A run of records
^^^^^^^^

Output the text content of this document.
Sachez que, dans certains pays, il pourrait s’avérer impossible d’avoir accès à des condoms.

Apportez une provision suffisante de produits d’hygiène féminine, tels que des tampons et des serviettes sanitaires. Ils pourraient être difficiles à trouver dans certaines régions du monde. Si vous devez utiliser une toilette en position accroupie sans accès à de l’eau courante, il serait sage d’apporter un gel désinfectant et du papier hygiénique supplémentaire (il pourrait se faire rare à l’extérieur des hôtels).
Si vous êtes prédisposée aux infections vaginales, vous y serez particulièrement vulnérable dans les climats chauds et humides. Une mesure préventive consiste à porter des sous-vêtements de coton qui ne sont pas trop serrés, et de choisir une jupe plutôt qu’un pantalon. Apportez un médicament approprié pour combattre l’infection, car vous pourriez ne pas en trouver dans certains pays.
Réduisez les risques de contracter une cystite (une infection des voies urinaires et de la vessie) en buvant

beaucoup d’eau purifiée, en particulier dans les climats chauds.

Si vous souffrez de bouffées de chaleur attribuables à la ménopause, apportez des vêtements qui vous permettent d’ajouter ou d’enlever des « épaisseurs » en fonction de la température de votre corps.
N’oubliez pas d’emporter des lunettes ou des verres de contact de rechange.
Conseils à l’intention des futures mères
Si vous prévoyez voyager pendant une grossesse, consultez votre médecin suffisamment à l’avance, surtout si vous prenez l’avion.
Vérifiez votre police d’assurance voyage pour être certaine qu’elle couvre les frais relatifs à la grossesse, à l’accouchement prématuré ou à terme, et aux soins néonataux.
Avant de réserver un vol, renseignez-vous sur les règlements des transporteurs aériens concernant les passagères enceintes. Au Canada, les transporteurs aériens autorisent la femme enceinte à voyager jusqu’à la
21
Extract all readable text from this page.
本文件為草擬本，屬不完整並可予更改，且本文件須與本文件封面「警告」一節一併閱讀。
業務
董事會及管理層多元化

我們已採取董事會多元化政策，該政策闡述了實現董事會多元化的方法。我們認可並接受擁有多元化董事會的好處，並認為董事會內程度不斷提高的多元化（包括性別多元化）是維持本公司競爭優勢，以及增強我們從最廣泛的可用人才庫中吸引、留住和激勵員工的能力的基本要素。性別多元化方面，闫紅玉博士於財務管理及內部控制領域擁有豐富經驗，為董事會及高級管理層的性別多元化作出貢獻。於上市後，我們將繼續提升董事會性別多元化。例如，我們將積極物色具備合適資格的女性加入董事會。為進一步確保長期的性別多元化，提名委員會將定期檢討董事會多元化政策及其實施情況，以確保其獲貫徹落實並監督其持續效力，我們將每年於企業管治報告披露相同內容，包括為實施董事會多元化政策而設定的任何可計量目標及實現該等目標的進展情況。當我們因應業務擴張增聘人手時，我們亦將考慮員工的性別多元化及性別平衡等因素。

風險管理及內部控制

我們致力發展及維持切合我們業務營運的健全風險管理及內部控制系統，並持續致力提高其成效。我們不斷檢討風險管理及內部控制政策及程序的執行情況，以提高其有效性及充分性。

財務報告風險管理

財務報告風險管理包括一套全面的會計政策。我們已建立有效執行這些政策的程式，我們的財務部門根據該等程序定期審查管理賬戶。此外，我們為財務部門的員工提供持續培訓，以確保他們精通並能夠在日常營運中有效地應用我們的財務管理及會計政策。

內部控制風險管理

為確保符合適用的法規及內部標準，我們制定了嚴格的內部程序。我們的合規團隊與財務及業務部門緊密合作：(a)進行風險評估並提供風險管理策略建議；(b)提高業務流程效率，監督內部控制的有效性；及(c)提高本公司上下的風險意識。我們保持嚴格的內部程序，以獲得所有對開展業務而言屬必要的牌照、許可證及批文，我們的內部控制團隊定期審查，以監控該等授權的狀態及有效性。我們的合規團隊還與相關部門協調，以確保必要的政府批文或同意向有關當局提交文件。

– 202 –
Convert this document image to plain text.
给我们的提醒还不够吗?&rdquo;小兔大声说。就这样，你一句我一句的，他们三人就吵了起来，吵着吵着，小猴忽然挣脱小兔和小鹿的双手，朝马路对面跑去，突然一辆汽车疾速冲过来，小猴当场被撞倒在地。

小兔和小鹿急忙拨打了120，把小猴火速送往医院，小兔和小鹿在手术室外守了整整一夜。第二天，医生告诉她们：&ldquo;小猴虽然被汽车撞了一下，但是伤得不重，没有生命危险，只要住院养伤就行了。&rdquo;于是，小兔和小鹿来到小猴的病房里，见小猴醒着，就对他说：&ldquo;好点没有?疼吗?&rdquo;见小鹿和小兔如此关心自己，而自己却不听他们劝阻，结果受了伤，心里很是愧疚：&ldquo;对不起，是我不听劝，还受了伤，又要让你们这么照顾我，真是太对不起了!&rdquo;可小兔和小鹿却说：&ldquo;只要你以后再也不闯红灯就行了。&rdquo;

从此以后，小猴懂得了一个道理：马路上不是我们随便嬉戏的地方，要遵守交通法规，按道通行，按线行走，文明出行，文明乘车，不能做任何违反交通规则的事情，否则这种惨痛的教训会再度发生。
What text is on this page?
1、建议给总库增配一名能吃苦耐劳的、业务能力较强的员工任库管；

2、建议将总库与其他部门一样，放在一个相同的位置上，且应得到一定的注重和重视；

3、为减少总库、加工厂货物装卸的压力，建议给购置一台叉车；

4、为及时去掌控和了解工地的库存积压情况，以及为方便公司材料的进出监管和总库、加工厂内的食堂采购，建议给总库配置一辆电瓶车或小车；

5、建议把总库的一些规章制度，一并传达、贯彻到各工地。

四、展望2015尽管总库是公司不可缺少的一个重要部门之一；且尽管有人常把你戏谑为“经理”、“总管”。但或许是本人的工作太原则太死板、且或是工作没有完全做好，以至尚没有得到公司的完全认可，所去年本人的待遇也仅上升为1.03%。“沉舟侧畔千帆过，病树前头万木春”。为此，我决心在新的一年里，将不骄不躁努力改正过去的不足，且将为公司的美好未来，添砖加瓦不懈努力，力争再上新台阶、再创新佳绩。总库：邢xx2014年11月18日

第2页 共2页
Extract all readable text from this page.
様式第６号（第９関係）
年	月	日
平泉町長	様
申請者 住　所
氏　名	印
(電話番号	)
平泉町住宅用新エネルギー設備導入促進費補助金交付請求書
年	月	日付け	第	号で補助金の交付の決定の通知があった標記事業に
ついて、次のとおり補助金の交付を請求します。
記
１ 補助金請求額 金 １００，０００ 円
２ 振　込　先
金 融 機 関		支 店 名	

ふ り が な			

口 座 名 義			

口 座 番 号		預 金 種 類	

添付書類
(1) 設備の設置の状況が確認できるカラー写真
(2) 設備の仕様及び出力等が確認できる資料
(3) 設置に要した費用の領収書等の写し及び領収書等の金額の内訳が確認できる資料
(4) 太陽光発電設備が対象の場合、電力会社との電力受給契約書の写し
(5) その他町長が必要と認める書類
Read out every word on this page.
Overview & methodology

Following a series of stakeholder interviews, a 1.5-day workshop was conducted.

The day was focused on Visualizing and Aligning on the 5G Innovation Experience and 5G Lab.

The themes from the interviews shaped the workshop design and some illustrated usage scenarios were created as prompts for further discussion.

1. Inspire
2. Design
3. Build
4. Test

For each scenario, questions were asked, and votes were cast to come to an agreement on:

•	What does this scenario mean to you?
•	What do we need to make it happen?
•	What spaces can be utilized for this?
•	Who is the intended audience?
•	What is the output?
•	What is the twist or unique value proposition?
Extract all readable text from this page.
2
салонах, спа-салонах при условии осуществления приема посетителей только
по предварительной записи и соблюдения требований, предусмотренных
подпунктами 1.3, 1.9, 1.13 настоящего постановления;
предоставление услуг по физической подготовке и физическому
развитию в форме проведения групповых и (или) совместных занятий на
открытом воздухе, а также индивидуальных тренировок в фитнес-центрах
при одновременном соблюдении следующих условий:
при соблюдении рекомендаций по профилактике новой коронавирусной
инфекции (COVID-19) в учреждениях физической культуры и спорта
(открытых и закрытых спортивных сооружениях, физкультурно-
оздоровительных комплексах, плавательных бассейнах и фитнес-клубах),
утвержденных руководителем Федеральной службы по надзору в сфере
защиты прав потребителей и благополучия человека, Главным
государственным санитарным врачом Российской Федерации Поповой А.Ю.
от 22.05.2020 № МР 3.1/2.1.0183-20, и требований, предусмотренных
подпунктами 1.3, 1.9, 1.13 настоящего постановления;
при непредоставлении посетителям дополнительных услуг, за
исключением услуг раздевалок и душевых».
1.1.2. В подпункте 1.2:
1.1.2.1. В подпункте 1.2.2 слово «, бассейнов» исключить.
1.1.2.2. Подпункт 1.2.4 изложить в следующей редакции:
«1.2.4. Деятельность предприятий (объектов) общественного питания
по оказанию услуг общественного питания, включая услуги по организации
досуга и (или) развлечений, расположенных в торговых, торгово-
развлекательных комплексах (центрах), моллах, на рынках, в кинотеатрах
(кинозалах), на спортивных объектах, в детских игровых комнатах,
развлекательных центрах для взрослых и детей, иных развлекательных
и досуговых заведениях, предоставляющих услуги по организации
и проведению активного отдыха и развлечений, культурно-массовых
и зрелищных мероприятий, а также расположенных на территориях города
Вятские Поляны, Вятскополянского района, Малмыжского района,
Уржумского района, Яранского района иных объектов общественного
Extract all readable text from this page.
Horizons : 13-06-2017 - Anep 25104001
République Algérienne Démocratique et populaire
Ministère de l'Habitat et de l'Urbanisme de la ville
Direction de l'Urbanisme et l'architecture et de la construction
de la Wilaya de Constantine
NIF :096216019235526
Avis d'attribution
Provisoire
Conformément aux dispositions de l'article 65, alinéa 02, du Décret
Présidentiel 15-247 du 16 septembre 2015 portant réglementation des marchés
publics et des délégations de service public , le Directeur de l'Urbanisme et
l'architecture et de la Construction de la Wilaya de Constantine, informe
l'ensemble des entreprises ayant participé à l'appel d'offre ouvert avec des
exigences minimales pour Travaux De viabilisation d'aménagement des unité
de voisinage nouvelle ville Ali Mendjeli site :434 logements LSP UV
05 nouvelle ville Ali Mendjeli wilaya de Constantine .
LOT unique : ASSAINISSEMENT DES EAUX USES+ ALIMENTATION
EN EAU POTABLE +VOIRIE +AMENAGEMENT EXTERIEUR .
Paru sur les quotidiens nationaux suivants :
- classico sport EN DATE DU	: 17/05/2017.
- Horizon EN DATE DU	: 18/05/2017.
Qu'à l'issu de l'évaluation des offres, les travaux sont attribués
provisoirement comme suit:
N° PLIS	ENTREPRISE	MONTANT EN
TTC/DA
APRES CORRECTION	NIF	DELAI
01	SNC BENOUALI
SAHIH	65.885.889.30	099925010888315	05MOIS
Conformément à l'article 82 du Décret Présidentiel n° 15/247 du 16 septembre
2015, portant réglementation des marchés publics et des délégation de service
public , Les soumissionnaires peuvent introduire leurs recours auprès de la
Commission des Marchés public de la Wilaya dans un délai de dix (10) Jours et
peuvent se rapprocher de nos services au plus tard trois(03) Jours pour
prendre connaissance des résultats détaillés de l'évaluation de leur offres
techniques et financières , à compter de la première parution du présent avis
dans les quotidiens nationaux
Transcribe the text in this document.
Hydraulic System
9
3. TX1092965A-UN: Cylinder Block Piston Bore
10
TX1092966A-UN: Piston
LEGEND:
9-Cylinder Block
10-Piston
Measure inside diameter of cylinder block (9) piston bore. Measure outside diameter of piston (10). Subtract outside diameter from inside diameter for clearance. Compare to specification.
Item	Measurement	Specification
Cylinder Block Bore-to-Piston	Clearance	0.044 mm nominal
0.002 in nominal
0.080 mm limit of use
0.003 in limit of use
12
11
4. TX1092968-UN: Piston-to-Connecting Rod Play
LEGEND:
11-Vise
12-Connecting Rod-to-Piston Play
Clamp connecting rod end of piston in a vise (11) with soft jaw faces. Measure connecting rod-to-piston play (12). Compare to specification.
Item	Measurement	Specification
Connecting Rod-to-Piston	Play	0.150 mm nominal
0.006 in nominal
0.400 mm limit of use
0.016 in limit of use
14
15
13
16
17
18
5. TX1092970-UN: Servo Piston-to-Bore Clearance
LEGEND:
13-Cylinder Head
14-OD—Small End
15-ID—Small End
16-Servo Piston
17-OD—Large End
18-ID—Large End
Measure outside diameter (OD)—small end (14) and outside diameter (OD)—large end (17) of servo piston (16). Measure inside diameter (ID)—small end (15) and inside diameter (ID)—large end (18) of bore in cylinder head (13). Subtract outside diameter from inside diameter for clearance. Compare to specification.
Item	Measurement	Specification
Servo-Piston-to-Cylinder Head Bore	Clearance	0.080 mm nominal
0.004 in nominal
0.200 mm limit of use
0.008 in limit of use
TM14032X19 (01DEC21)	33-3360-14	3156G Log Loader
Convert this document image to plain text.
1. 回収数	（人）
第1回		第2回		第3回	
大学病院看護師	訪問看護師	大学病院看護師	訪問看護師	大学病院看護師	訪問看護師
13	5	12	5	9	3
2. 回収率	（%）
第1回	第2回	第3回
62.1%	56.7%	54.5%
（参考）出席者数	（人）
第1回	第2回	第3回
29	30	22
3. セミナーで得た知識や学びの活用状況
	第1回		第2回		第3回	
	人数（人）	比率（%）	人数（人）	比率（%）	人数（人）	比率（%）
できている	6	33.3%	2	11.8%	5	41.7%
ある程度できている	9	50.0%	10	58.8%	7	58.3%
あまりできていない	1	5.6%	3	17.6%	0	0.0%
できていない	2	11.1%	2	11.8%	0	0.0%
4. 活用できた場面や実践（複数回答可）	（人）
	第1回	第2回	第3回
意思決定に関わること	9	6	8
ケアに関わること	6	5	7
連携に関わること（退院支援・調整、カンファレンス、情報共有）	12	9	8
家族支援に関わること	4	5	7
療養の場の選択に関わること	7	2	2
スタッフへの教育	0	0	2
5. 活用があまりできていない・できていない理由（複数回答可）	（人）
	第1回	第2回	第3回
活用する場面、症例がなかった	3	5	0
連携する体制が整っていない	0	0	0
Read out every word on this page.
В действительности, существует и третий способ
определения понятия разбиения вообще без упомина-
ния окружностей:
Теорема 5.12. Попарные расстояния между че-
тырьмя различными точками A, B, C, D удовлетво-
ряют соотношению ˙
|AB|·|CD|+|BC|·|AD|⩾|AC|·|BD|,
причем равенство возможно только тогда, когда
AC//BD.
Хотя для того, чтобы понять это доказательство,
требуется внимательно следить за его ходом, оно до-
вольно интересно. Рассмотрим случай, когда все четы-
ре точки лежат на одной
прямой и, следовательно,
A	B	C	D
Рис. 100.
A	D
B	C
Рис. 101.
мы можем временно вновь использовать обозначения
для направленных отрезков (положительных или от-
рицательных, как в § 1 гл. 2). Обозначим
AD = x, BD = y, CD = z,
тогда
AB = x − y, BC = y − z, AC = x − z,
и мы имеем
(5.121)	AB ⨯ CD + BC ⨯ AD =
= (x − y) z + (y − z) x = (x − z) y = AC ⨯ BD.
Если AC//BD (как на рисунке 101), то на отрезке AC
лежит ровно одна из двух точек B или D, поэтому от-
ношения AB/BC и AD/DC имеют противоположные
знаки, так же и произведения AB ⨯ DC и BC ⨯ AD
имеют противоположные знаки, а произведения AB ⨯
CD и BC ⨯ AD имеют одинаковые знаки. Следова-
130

^^^^^^^^

Identify each line in the records above that contains the word "общественного", and copy it out in full.

- _TASK ANSWER_:
«1.2.4. Деятельность предприятий (объектов) общественного питания
по оказанию услуг общественного питания, включая услуги по организации
Уржумского района, Яранского района иных объектов общественного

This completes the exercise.